> [HOW TO COMPLETE THIS TASK] Your task is to copy each line in the listing that includes the word "text".

> [SOURCE RECORDS]
»»

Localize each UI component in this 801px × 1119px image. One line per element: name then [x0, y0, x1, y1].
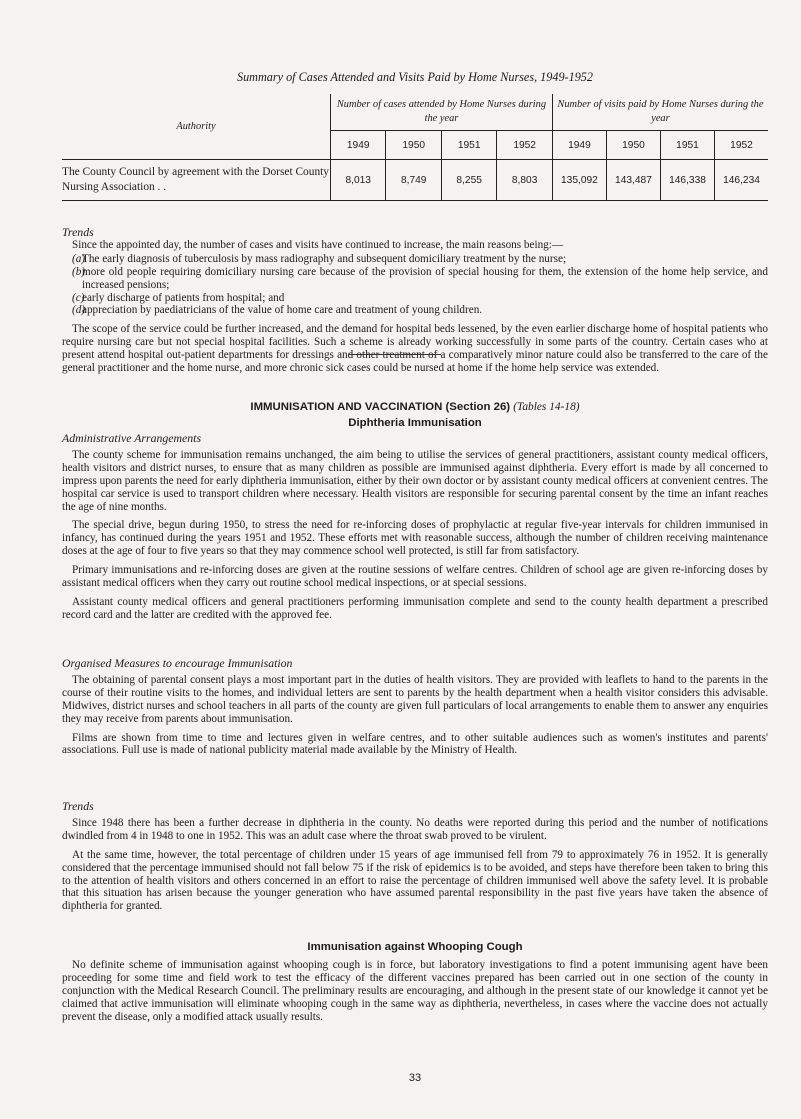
paragraph: The obtaining of parental consent plays a most important part in the duties of health visitors. They are provided with leaflets to hand to the parents in the course of their routine visits to the homes, and individual letters are sent to parents by the health department when a health visitor considers this advisable. Midwives, district nurses and school teachers in all parts of the county are given full particulars of local arrangements to enable them to answer any enquiries they may receive from parents about immunisation.	[62, 673, 768, 725]
diphtheria-trends-section	[62, 800, 768, 913]
section-heading: Trends	[62, 225, 94, 239]
section-heading: Trends	[62, 799, 94, 813]
list-item	[62, 292, 768, 305]
paragraph: Since 1948 there has been a further decrease in diphtheria in the county. No deaths were reported during this period and the number of notifications dwindled from 4 in 1948 to one in 1952. This was an adult case where the throat swab proved to be virulent.	[62, 816, 768, 842]
cases-value: 8,013	[331, 160, 386, 201]
diphtheria-subheading: Diphtheria Immunisation	[348, 417, 482, 429]
table-title: Summary of Cases Attended and Visits Paid by Home Nurses, 1949-1952	[236, 70, 593, 84]
list-item	[62, 266, 768, 292]
page-number: 33	[408, 1072, 422, 1084]
list-item-text: more old people requiring domiciliary nursing care because of the provision of special housing for them, the extension of the home help service, and increased pensions;	[82, 265, 768, 291]
section-divider	[349, 354, 441, 355]
tables-reference: (Tables 14-18)	[513, 401, 580, 413]
list-marker: (d)	[72, 304, 86, 317]
list-item-text: appreciation by paediatricians of the value of home care and treatment of young children.	[82, 304, 483, 317]
paragraph: Films are shown from time to time and lectures given in welfare centres, and to other suitable audiences such as women's institutes and parents' associations. Full use is made of national publicity material made available by the Ministry of Health.	[62, 731, 768, 757]
reasons-list	[62, 253, 768, 318]
list-item	[62, 253, 768, 266]
paragraph: No definite scheme of immunisation against whooping cough is in force, but laboratory investigations to find a potent immunising agent have been proceeding for some time and field work to test the efficacy of the different vaccines prepared has been carried out in one section of the county in conjunction with the Medical Research Council. The preliminary results are encouraging, and although in the present state of our knowledge it cannot yet be claimed that active immunisation will eliminate whooping cough in the same way as diphtheria, nevertheless, in cases where the vaccine does not actually prevent the disease, only a modified attack usually results.	[62, 959, 768, 1023]
list-marker: (a)	[72, 252, 86, 265]
immunisation-title: IMMUNISATION AND VACCINATION (Section 26)	[250, 401, 514, 413]
cases-value: 8,803	[497, 160, 552, 201]
cases-value: 8,255	[441, 160, 496, 201]
paragraph: Assistant county medical officers and general practitioners performing immunisation complete and send to the county health department a prescribed record card and the latter are credited with the approved fee.	[62, 595, 768, 621]
immunisation-heading	[62, 401, 768, 413]
cases-value: 8,749	[386, 160, 441, 201]
list-item-text: early discharge of patients from hospital; and	[82, 291, 285, 304]
visits-value: 146,234	[715, 160, 768, 201]
visits-value: 135,092	[552, 160, 606, 201]
year-cell: 1949	[552, 131, 606, 160]
whooping-cough-section	[62, 959, 768, 1024]
visits-value: 143,487	[606, 160, 660, 201]
visits-header: Number of visits paid by Home Nurses during the year	[552, 94, 768, 131]
organised-measures-section	[62, 657, 768, 757]
section-heading: Organised Measures to encourage Immunisation	[62, 656, 293, 670]
paragraph: At the same time, however, the total percentage of children under 15 years of age immunised fell from 79 to approximately 76 in 1952. It is generally considered that the percentage immunised should not fall below 75 if the risk of epidemics is to be avoided, and steps have therefore been taken to bring this to the attention of health visitors and others concerned in an effort to raise the percentage of children immunised well above the safety level. It is probable that this situation has arisen because the younger generation who have assumed parental responsibility in the past five years have taken the absence of diphtheria for granted.	[62, 848, 768, 913]
paragraph: The special drive, begun during 1950, to stress the need for re-inforcing doses of prophylactic at regular five-year intervals for children immunised in infancy, has continued during the years 1951 and 1952. These efforts met with reasonable success, although the number of children receiving maintenance doses at the age of four to five years so that they may commence school well protected, is still far from satisfactory.	[62, 519, 768, 558]
whooping-cough-heading: Immunisation against Whooping Cough	[307, 941, 523, 953]
year-cell: 1950	[606, 131, 660, 160]
list-item	[62, 304, 768, 317]
list-marker: (b)	[72, 265, 86, 278]
year-cell: 1951	[441, 131, 496, 160]
list-item-text: The early diagnosis of tuberculosis by mass radiography and subsequent domiciliary treatment by the nurse;	[82, 252, 567, 265]
paragraph: The scope of the service could be further increased, and the demand for hospital beds lessened, by the even earlier discharge home of hospital patients who require nursing care but not special hospital facilities. Such a scheme is already working successfully in some parts of the country. Certain cases who at present attend hospital out-patient departments for dressings and other treatment of a comparatively minor nature could also be transferred to the care of the general practitioner and the home nurse, and more chronic sick cases could be nursed at home if the home help service was extended.	[62, 323, 768, 375]
section-heading: Administrative Arrangements	[62, 431, 202, 445]
paragraph: Primary immunisations and re-inforcing doses are given at the routine sessions of welfare centres. Children of school age are given re-inforcing doses by assistant medical officers when they carry out routine school medical inspections, or at special sessions.	[62, 564, 768, 590]
year-cell: 1951	[660, 131, 714, 160]
summary-table	[62, 94, 768, 201]
year-cell: 1950	[386, 131, 441, 160]
year-cell: 1949	[331, 131, 386, 160]
paragraph: The county scheme for immunisation remains unchanged, the aim being to utilise the services of general practitioners, assistant county medical officers, health visitors and district nurses, to ensure that as many children as possible are immunised against diphtheria. Every effort is made by all concerned to impress upon parents the need for early diphtheria immunisation, either by their own doctor or by assistant county medical officers at convenient centres. The hospital car service is used to transport children where necessary. Health visitors are responsible for securing parental consent by the time an infant reaches the age of nine months.	[62, 448, 768, 513]
cases-header: Number of cases attended by Home Nurses during the year	[331, 94, 553, 131]
visits-value: 146,338	[660, 160, 714, 201]
authority-header: Authority	[62, 94, 331, 160]
paragraph: Since the appointed day, the number of cases and visits have continued to increase, the main reasons being:—	[72, 238, 564, 251]
year-cell: 1952	[497, 131, 552, 160]
year-cell: 1952	[715, 131, 768, 160]
nursing-trends-section	[62, 226, 768, 375]
authority-cell: The County Council by agreement with the Dorset County Nursing Association . .	[62, 160, 331, 201]
administrative-section	[62, 432, 768, 622]
list-marker: (c)	[72, 291, 85, 304]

««

> [THE COMPLETED TASK]
list-item-text: more old people requiring domiciliary nursing care because of the provision of special housing for them, the extension of the home help service, and increased pensions;	[82, 265, 768, 291]
list-item-text: appreciation by paediatricians of the value of home care and treatment of young children.	[82, 304, 483, 317]
list-item-text: early discharge of patients from hospital; and	[82, 291, 285, 304]
list-item-text: The early diagnosis of tuberculosis by mass radiography and subsequent domiciliary treatment by the nurse;	[82, 252, 567, 265]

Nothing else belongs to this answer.